Task: Where a line in the listing below contains the word "title", copy that line.

Records about charts and figures:
------------------------

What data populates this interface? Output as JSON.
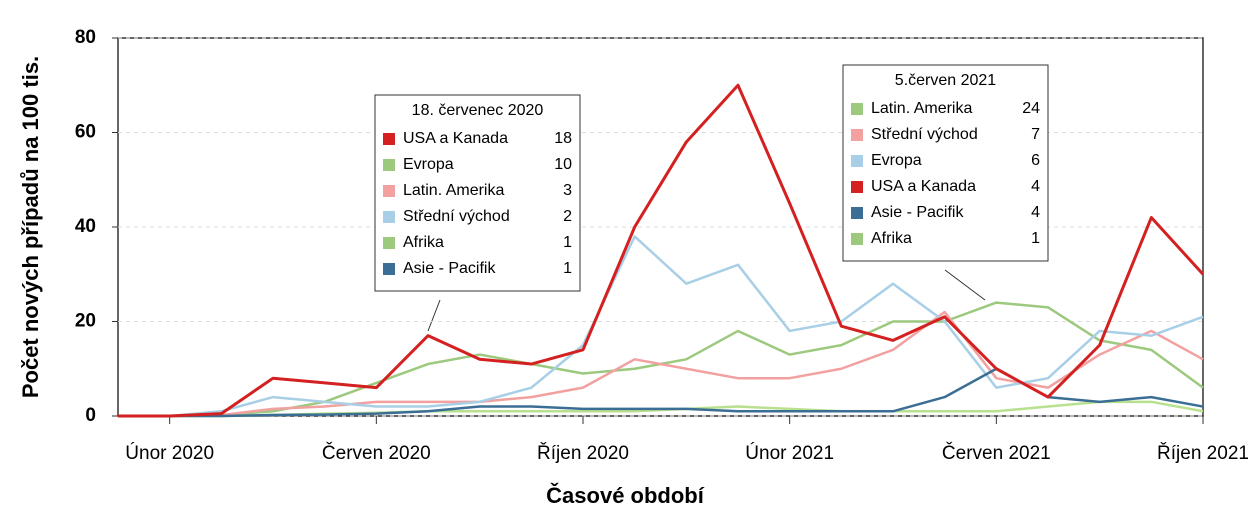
{
  "chart_data": {
    "type": "line",
    "x_label": "Časové období",
    "y_label": "Počet nových případů na 100 tis.",
    "x": [
      "2020-01",
      "2020-02",
      "2020-03",
      "2020-04",
      "2020-05",
      "2020-06",
      "2020-07",
      "2020-08",
      "2020-09",
      "2020-10",
      "2020-11",
      "2020-12",
      "2021-01",
      "2021-02",
      "2021-03",
      "2021-04",
      "2021-05",
      "2021-06",
      "2021-07",
      "2021-08",
      "2021-09",
      "2021-10"
    ],
    "xlim": [
      "2020-01",
      "2021-10"
    ],
    "xticks": [
      {
        "value": "2020-02",
        "label": "Únor 2020"
      },
      {
        "value": "2020-06",
        "label": "Červen 2020"
      },
      {
        "value": "2020-10",
        "label": "Říjen 2020"
      },
      {
        "value": "2021-02",
        "label": "Únor 2021"
      },
      {
        "value": "2021-06",
        "label": "Červen 2021"
      },
      {
        "value": "2021-10",
        "label": "Říjen 2021"
      }
    ],
    "ylim": [
      0,
      80
    ],
    "yticks": [
      0,
      20,
      40,
      60,
      80
    ],
    "grid": true,
    "series": [
      {
        "name": "Latin. Amerika",
        "color": "#9cc97e",
        "values": [
          0,
          0,
          0.2,
          1,
          3,
          7,
          11,
          13,
          11,
          9,
          10,
          12,
          18,
          13,
          15,
          20,
          20,
          24,
          23,
          16,
          14,
          6
        ]
      },
      {
        "name": "Afrika",
        "color": "#b8e08e",
        "values": [
          0,
          0,
          0,
          0.2,
          0.5,
          0.7,
          1,
          1,
          1,
          1,
          1,
          1.5,
          2,
          1.5,
          1,
          1,
          1,
          1,
          2,
          3,
          3,
          1
        ]
      },
      {
        "name": "Střední východ",
        "color": "#f2a0a0",
        "values": [
          0,
          0,
          0.2,
          1.5,
          2,
          3,
          3,
          3,
          4,
          6,
          12,
          10,
          8,
          8,
          10,
          14,
          22,
          8,
          6,
          13,
          18,
          12
        ]
      },
      {
        "name": "Evropa",
        "color": "#a8cfe6",
        "values": [
          0,
          0,
          1,
          4,
          3,
          2,
          2,
          3,
          6,
          15,
          38,
          28,
          32,
          18,
          20,
          28,
          20,
          6,
          8,
          18,
          17,
          21
        ]
      },
      {
        "name": "Asie - Pacifik",
        "color": "#3b6e95",
        "values": [
          0,
          0,
          0,
          0.2,
          0.3,
          0.5,
          1,
          2,
          2,
          1.5,
          1.5,
          1.5,
          1,
          1,
          1,
          1,
          4,
          10,
          4,
          3,
          4,
          2
        ]
      },
      {
        "name": "USA a Kanada",
        "color": "#d42020",
        "values": [
          0,
          0,
          0.5,
          8,
          7,
          6,
          17,
          12,
          11,
          14,
          40,
          58,
          70,
          45,
          19,
          16,
          21,
          10,
          4,
          15,
          42,
          30
        ]
      }
    ],
    "annotations": [
      {
        "title": "18. červenec 2020",
        "items": [
          {
            "name": "USA a Kanada",
            "color": "#d42020",
            "value": 18
          },
          {
            "name": "Evropa",
            "color": "#9cc97e",
            "value": 10
          },
          {
            "name": "Latin. Amerika",
            "color": "#f2a0a0",
            "value": 3
          },
          {
            "name": "Střední východ",
            "color": "#a8cfe6",
            "value": 2
          },
          {
            "name": "Afrika",
            "color": "#9cc97e",
            "value": 1
          },
          {
            "name": "Asie - Pacifik",
            "color": "#3b6e95",
            "value": 1
          }
        ]
      },
      {
        "title": "5.červen 2021",
        "items": [
          {
            "name": "Latin. Amerika",
            "color": "#9cc97e",
            "value": 24
          },
          {
            "name": "Střední východ",
            "color": "#f2a0a0",
            "value": 7
          },
          {
            "name": "Evropa",
            "color": "#a8cfe6",
            "value": 6
          },
          {
            "name": "USA a Kanada",
            "color": "#d42020",
            "value": 4
          },
          {
            "name": "Asie - Pacifik",
            "color": "#3b6e95",
            "value": 4
          },
          {
            "name": "Afrika",
            "color": "#9cc97e",
            "value": 1
          }
        ]
      }
    ]
  }
}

------------------------

Expected output:
        "title": "18. červenec 2020",
        "title": "5.červen 2021",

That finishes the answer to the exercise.